▶ [JOB 1]
In the listing below, extract the stretch from the line containing "help-icon[interactable]: ? <box>339" through the line containing "divider <box>422 14 423 460</box>", both lines included, and reproduce those lines verbatim.

▶ [EXTRACTED TEXT]
begin

Dhigu Thila Dive Site
South Malé Atoll, Maldives · Near Maafushi
Overview
Dhigu Thila sits in the channel between Gulhi island and the Anantara Dhigu resort in South Malé Atoll, and it is one of those dive sites that quietly delivers more than its reputation suggests. The thila stretches roughly 400 metres in length, making it one of the largest submerged reefs in the atoll. Its top sits at just 3 to 5 metres below the surface, shallow enough that snorkellers can appreciate the reef from above, while the walls drop to 26 metres on the east and south sides where the real character of the site reveals itself.
What makes Dhigu Thila worth the boat ride from Maafushi is the combination of accessible depth, structural complexity, and surprisingly varied marine encounters. The western plateau runs at a comfortable 10 to 12 metres, ideal for newer divers working on their buoyancy or instructors running courses in open water. Move east or south and the reef transforms into a network of caves, overhangs, and small swim-throughs decorated with soft corals and gorgonian fans that catch the current and filter plankton from the water column.
The thila's position in a channel means current plays a central role in planning your dive. Incoming tides push nutrient-rich water from the open ocean across the reef, drawing in pelagics and reef predators. Outgoing currents create a different effect entirely: plankton accumulates against the eastern face of the thila, and this concentrated food source draws manta rays during the southwest monsoon season. The eastern end of Dhigu Thila has earned the local nickname "manta point" among Maafushi dive operators for good reason. Between June and November, mantas cruise in to feed with a regularity that borders on clockwork.
South Malé Atoll sits directly south of the capital and receives far less dive traffic than North Malé. The budget guesthouse boom on Maafushi has changed that equation somewhat over the past decade, bringing affordable diving to an atoll that was previously the exclusive domain of resort guests and liveaboards. Dhigu Thila benefits from this shift. It gets dived regularly enough that the local guides know every overhang and cleaning station, but not so heavily that the reef shows signs of wear. The corals remain in strong condition, particularly the soft coral colonies on the deeper overhangs that have been growing undisturbed for decades.
The site works across a wide skill range. A guided snorkel over the top reef is genuinely rewarding. An Open Water diver can spend a comfortable 50 minutes on the western plateau and shallow top. An Advanced diver can drop down the walls, explore the caves at 22 metres, and spend the safety stop watching the action on the reef crest. It is the kind of thila that rewards repeated visits because no single dive covers everything.

end

▶ [JOB 2]
Copy the stretch of the Dhigu Thila description from "Dhigu Thila Dive" through "site reveals itself." word for word.

[Stored data]

begin

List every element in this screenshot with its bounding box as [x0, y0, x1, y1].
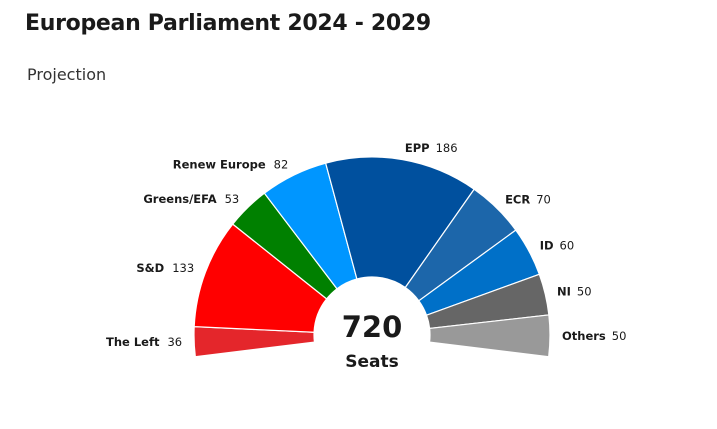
label-name-s-and-d: S&D — [136, 261, 164, 275]
label-value-ni: 50 — [577, 285, 592, 299]
label-value-epp: 186 — [436, 141, 458, 155]
label-name-epp: EPP — [405, 141, 430, 155]
slice-s-and-d[interactable] — [193, 223, 328, 333]
label-name-others: Others — [562, 329, 606, 343]
label-value-greens-efa: 53 — [225, 192, 240, 206]
label-ecr: ECR 70 — [505, 192, 551, 206]
seat-slices — [193, 156, 551, 358]
label-value-renew-europe: 82 — [274, 157, 289, 171]
slice-others[interactable] — [428, 314, 551, 358]
label-name-the-left: The Left — [106, 335, 160, 349]
label-value-id: 60 — [560, 239, 575, 253]
label-greens-efa: Greens/EFA 53 — [143, 192, 239, 206]
label-value-the-left: 36 — [167, 335, 182, 349]
label-value-ecr: 70 — [536, 192, 551, 206]
label-name-id: ID — [540, 239, 554, 253]
chart-title: European Parliament 2024 - 2029 — [25, 11, 431, 36]
label-value-others: 50 — [612, 329, 627, 343]
label-renew-europe: Renew Europe 82 — [173, 157, 289, 171]
seats-caption: Seats — [345, 352, 399, 372]
total-seats: 720 — [342, 310, 403, 344]
party-labels: The Left 36 S&D 133 Greens/EFA 53 Renew Europe… — [106, 141, 626, 349]
label-id: ID 60 — [540, 239, 574, 253]
label-value-s-and-d: 133 — [172, 261, 194, 275]
label-name-renew-europe: Renew Europe — [173, 157, 266, 171]
label-the-left: The Left 36 — [106, 335, 182, 349]
label-name-ecr: ECR — [505, 192, 530, 206]
label-name-ni: NI — [557, 285, 571, 299]
label-s-and-d: S&D 133 — [136, 261, 194, 275]
label-others: Others 50 — [562, 329, 626, 343]
label-ni: NI 50 — [557, 285, 592, 299]
chart-subtitle: Projection — [27, 65, 107, 84]
label-name-greens-efa: Greens/EFA — [143, 192, 216, 206]
slice-epp[interactable] — [324, 156, 476, 289]
label-epp: EPP 186 — [405, 141, 458, 155]
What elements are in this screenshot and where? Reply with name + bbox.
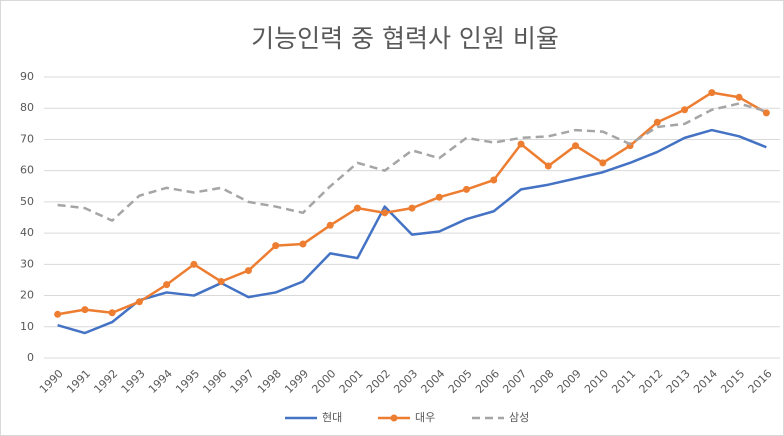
data-point: [544, 162, 552, 170]
y-tick-label: 10: [20, 320, 34, 333]
y-tick-label: 40: [20, 226, 34, 239]
data-point: [708, 89, 716, 97]
data-point: [217, 278, 225, 286]
data-point: [272, 242, 280, 250]
legend-label: 삼성: [509, 411, 529, 424]
chart-title: 기능인력 중 협력사 인원 비율: [251, 24, 559, 53]
data-point: [653, 118, 661, 126]
data-point: [681, 106, 689, 114]
data-point: [326, 221, 334, 229]
y-tick-label: 80: [20, 101, 34, 114]
y-tick-label: 20: [20, 289, 34, 302]
data-point: [163, 281, 171, 289]
y-tick-label: 30: [20, 257, 34, 270]
data-point: [408, 204, 416, 212]
legend-marker: [390, 414, 398, 422]
data-point: [517, 140, 525, 148]
data-point: [108, 309, 116, 317]
data-point: [572, 142, 580, 150]
data-point: [190, 260, 198, 268]
y-tick-label: 90: [20, 70, 34, 83]
data-point: [435, 193, 443, 201]
data-point: [54, 310, 62, 318]
y-tick-label: 50: [20, 195, 34, 208]
y-tick-label: 70: [20, 132, 34, 145]
data-point: [353, 204, 361, 212]
legend-label: 현대: [322, 411, 342, 424]
y-tick-label: 60: [20, 164, 34, 177]
data-point: [135, 298, 143, 306]
series-line: [57, 102, 767, 222]
y-tick-label: 0: [27, 351, 34, 364]
data-point: [762, 109, 770, 117]
data-point: [735, 93, 743, 101]
data-point: [244, 267, 252, 275]
data-point: [599, 159, 607, 167]
legend-label: 대우: [415, 411, 435, 424]
data-point: [381, 209, 389, 217]
data-point: [81, 306, 89, 314]
data-point: [490, 176, 498, 184]
data-point: [463, 185, 471, 193]
series-line: [57, 128, 767, 335]
data-point: [299, 240, 307, 248]
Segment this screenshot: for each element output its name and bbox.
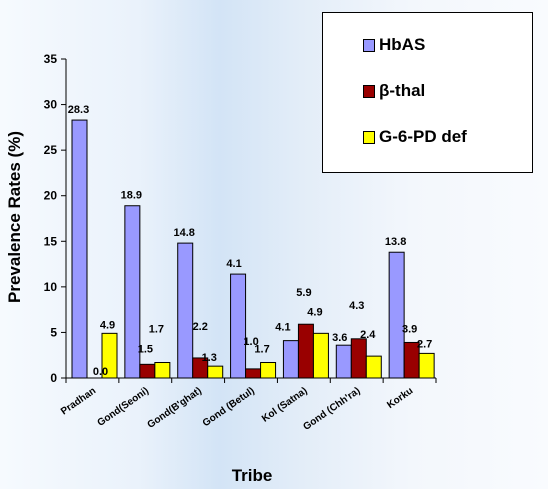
bar-g-6-pd-def-4	[312, 332, 329, 379]
data-label: 3.6	[332, 332, 347, 344]
data-label: 2.4	[360, 329, 376, 341]
data-label: 3.9	[402, 323, 417, 335]
bar-g-6-pd-def-1	[154, 362, 171, 379]
y-tick-label: 10	[44, 280, 58, 294]
data-label: 1.0	[243, 336, 258, 348]
legend-item-g6pd: G-6-PD def	[363, 127, 467, 147]
data-label: 14.8	[174, 227, 195, 239]
y-tick-label: 35	[44, 52, 58, 66]
data-label: 1.5	[138, 343, 153, 355]
legend-label-hbas: HbAS	[379, 35, 426, 54]
bar-hbas-6	[388, 251, 405, 379]
x-tick-label: Gond (Betul)	[201, 385, 257, 429]
x-axis-title: Tribe	[232, 466, 273, 485]
bar-g-6-pd-def-5	[365, 355, 382, 379]
legend-swatch-hbas	[363, 38, 375, 52]
bar-g-6-pd-def-3	[260, 362, 277, 379]
x-tick-label: Korku	[385, 385, 415, 411]
data-label: 4.3	[349, 300, 364, 312]
legend-item-beta-thal: β-thal	[363, 81, 425, 101]
bar--thal-1	[139, 363, 156, 379]
data-label: 18.9	[121, 190, 142, 202]
data-label: 1.7	[149, 324, 164, 336]
x-tick-label: Gond(Seoni)	[96, 385, 151, 428]
data-label: 1.7	[254, 344, 269, 356]
bar-hbas-3	[230, 273, 247, 379]
data-label: 28.3	[68, 104, 89, 116]
legend-label-beta-thal: β-thal	[379, 81, 426, 100]
data-label: 1.3	[202, 352, 217, 364]
x-tick-label: Gond (Chh'ra)	[301, 385, 362, 432]
data-label: 2.2	[193, 321, 208, 333]
y-tick-label: 0	[50, 371, 57, 385]
y-tick-label: 15	[44, 234, 58, 248]
legend-swatch-g6pd	[363, 130, 375, 144]
data-label: 4.1	[226, 258, 241, 270]
data-label: 13.8	[385, 236, 406, 248]
bar-g-6-pd-def-6	[418, 352, 435, 379]
legend-label-g6pd: G-6-PD def	[379, 127, 467, 146]
bar--thal-5	[350, 338, 367, 379]
bar-hbas-4	[282, 340, 299, 379]
y-axis-title: Prevalence Rates (%)	[5, 131, 24, 303]
bar--thal-3	[245, 368, 262, 379]
data-label: 2.7	[417, 338, 432, 350]
x-tick-label: Pradhan	[59, 385, 98, 417]
data-labels-layer: 28.30.04.918.91.51.714.82.21.34.11.01.74…	[68, 104, 433, 378]
bar-hbas-0	[71, 119, 88, 379]
x-tick-label: Gond(B'ghat)	[146, 385, 204, 430]
data-label: 4.9	[100, 319, 115, 331]
legend-swatch-beta-thal	[363, 84, 375, 98]
bars-layer	[71, 119, 435, 379]
y-tick-label: 20	[44, 189, 58, 203]
x-tick-label: Kol (Satna)	[260, 385, 310, 424]
y-tick-label: 25	[44, 143, 58, 157]
data-label: 5.9	[296, 287, 311, 299]
bar--thal-4	[297, 323, 314, 379]
data-label: 0.0	[93, 366, 108, 378]
bar-hbas-5	[335, 344, 352, 379]
bar-hbas-2	[177, 242, 194, 379]
data-label: 4.1	[275, 322, 290, 334]
data-label: 4.9	[307, 306, 322, 318]
legend-item-hbas: HbAS	[363, 35, 425, 55]
y-tick-label: 5	[50, 325, 57, 339]
y-tick-label: 30	[44, 98, 58, 112]
bar-g-6-pd-def-2	[207, 365, 224, 379]
legend: HbAS β-thal G-6-PD def	[322, 12, 533, 173]
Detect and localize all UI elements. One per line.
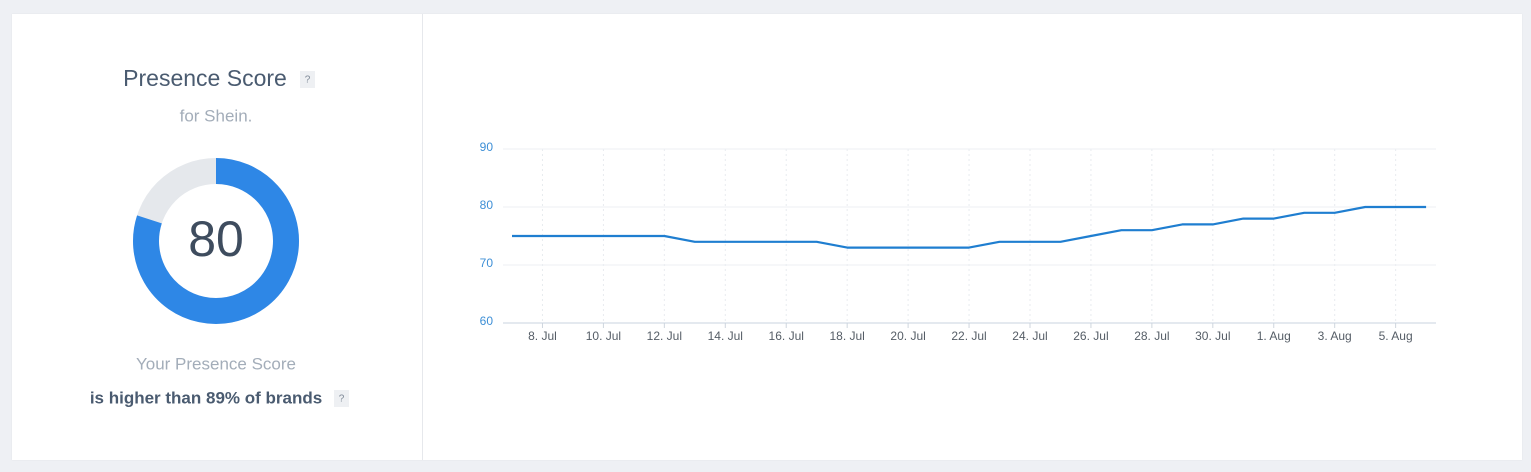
help-icon[interactable]: ? <box>339 394 345 405</box>
x-tick-label: 24. Jul <box>1012 329 1047 343</box>
help-badge[interactable] <box>334 390 349 407</box>
score-card <box>12 14 1522 460</box>
x-tick-label: 16. Jul <box>769 329 804 343</box>
x-tick-label: 26. Jul <box>1073 329 1108 343</box>
x-tick-label: 3. Aug <box>1318 329 1352 343</box>
x-tick-label: 10. Jul <box>586 329 621 343</box>
x-tick-label: 12. Jul <box>647 329 682 343</box>
gauge-value: 80 <box>188 211 244 267</box>
x-tick-label: 20. Jul <box>890 329 925 343</box>
x-tick-label: 18. Jul <box>829 329 864 343</box>
x-tick-label: 5. Aug <box>1379 329 1413 343</box>
y-tick-label: 80 <box>480 198 494 212</box>
y-tick-label: 60 <box>480 314 494 328</box>
divider <box>422 14 423 460</box>
help-icon[interactable]: ? <box>305 75 311 86</box>
y-tick-label: 70 <box>480 256 494 270</box>
x-tick-label: 28. Jul <box>1134 329 1169 343</box>
gauge-arc <box>133 158 299 324</box>
x-tick-label: 22. Jul <box>951 329 986 343</box>
y-tick-label: 90 <box>480 140 494 154</box>
comparison: is higher than 89% of brands <box>90 388 322 407</box>
x-tick-label: 8. Jul <box>528 329 557 343</box>
score-subtitle: for Shein. <box>180 106 253 125</box>
score-title: Presence Score <box>123 65 287 91</box>
x-tick-label: 1. Aug <box>1257 329 1291 343</box>
help-badge[interactable] <box>300 71 315 88</box>
line <box>512 205 1427 249</box>
x-tick-label: 30. Jul <box>1195 329 1230 343</box>
caption: Your Presence Score <box>136 354 296 373</box>
x-tick-label: 14. Jul <box>708 329 743 343</box>
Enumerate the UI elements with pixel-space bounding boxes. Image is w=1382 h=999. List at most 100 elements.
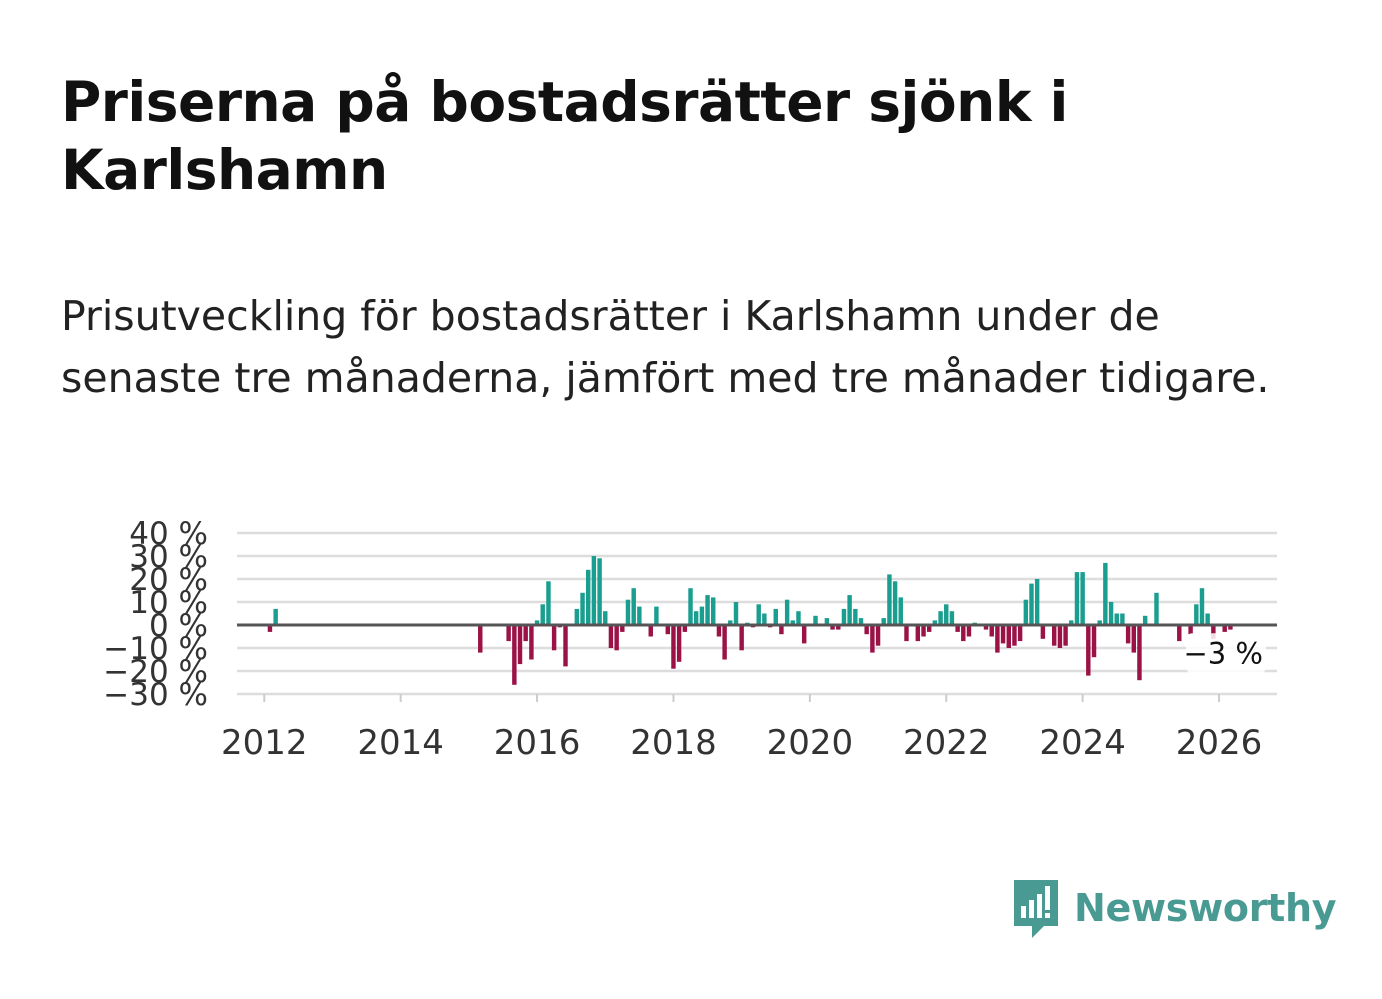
bar [580,592,585,625]
bar [733,602,739,625]
bar [591,556,597,625]
bar [534,620,540,625]
bar [671,625,676,669]
x-tick-label: 2022 [903,723,990,763]
bar [784,599,790,625]
newsworthy-brand[interactable]: Newsworthy [1010,876,1337,940]
bar [1154,592,1159,625]
bar [273,608,278,625]
bar [637,606,642,625]
bar [779,625,784,635]
bar [1069,620,1074,625]
bar [904,625,909,642]
bar [739,625,744,651]
bar [1194,604,1199,625]
bar [512,625,517,685]
bar [853,608,858,625]
bar [614,625,619,651]
bar [1029,583,1034,625]
grid-lines [237,531,1277,696]
bar [631,588,636,625]
brand-name: Newsworthy [1074,886,1337,930]
bar [1034,579,1040,625]
bar [688,588,693,625]
bar [1057,625,1063,648]
bar [949,611,955,625]
bar [540,604,545,625]
bars [267,556,1233,685]
bar [682,625,688,632]
bar [728,620,733,625]
chart-title: Priserna på bostadsrätter sjönk i Karlsh… [61,70,1068,202]
bar [1228,625,1233,630]
bar [864,625,869,635]
bar [830,625,835,630]
bar [620,625,625,632]
bar [870,625,875,653]
bar [824,618,830,625]
chart-subtitle: Prisutveckling för bostadsrätter i Karls… [61,292,1270,402]
bar [625,599,631,625]
x-tick-label: 2014 [357,723,444,763]
bar [989,625,994,637]
bar [654,606,659,625]
bar [478,625,483,653]
x-tick-label: 2026 [1176,723,1263,763]
bar [1199,588,1205,625]
y-tick-label: 20 % [129,562,208,598]
bar [1086,625,1091,676]
bar [506,625,511,642]
x-tick-label: 2016 [494,723,581,763]
bar [1131,625,1137,653]
bar [921,625,926,637]
bar [693,611,699,625]
bar [915,625,921,642]
bar [847,595,852,625]
bar [1051,625,1057,646]
bar [722,625,727,660]
bar [858,618,864,625]
bar-chart: −30 %−20 %−10 %0 %10 %20 %30 %40 % 2012 2… [103,516,1277,763]
bar [898,597,903,625]
bar [1142,615,1148,625]
bar [648,625,653,637]
bar [608,625,614,648]
x-tick-label: 2012 [221,723,308,763]
bar [1211,625,1216,639]
bar [665,625,671,635]
bar [597,558,602,625]
bar [887,574,892,625]
bar [1080,572,1085,625]
y-tick-label: −10 % [103,631,208,667]
bar [711,597,716,625]
x-axis-tick-labels: 2012 2014 2016 2018 2020 2022 2024 2026 [221,694,1262,763]
bar [1017,625,1023,642]
bar [1103,562,1108,625]
newsworthy-logo-icon [1014,880,1058,938]
bar [705,595,710,625]
bar [926,625,932,632]
bar [574,608,580,625]
y-tick-label: 0 % [149,608,208,644]
x-tick-label: 2020 [767,723,854,763]
bar [966,625,972,637]
bar [1125,625,1131,644]
bar [790,620,796,625]
bar [551,625,557,651]
bar [1188,625,1193,635]
y-tick-label: −20 % [103,654,208,690]
bar [1074,572,1080,625]
bar [1137,625,1142,681]
x-tick-label: 2024 [1039,723,1126,763]
bar [955,625,960,632]
bar [1012,625,1017,646]
bar [523,625,528,642]
bar [1040,625,1046,639]
bar [1222,625,1227,632]
x-tick-label: 2018 [630,723,717,763]
bar [961,625,966,642]
last-value-label: −3 % [1183,636,1263,670]
bar [1114,613,1119,625]
bar [267,625,273,632]
bar [938,611,943,625]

end

▶ [WORKED SOLUTION 1]
help-icon[interactable]: ? <box>339 394 345 405</box>
x-tick-label: 24. Jul <box>1012 329 1047 343</box>
help-badge[interactable] <box>334 390 349 407</box>
score-card <box>12 14 1522 460</box>
x-tick-label: 16. Jul <box>769 329 804 343</box>
x-tick-label: 26. Jul <box>1073 329 1108 343</box>
x-tick-label: 3. Aug <box>1318 329 1352 343</box>
x-tick-label: 10. Jul <box>586 329 621 343</box>
x-tick-label: 12. Jul <box>647 329 682 343</box>
gauge-value: 80 <box>188 211 244 267</box>
x-tick-label: 20. Jul <box>890 329 925 343</box>
x-tick-label: 18. Jul <box>829 329 864 343</box>
x-tick-label: 5. Aug <box>1379 329 1413 343</box>
y-tick-label: 80 <box>480 198 494 212</box>
y-tick-label: 60 <box>480 314 494 328</box>
divider <box>422 14 423 460</box>

▶ [WORKED SOLUTION 2]
Dhigu Thila Dive Site
South Malé Atoll, Maldives · Near Maafushi
Overview
Dhigu Thila sits in the channel between Gulhi island and the Anantara Dhigu resort in South Malé Atoll, and it is one of those dive sites that quietly delivers more than its reputation suggests. The thila stretches roughly 400 metres in length, making it one of the largest submerged reefs in the atoll. Its top sits at just 3 to 5 metres below the surface, shallow enough that snorkellers can appreciate the reef from above, while the walls drop to 26 metres on the east and south sides where the real character of the site reveals itself.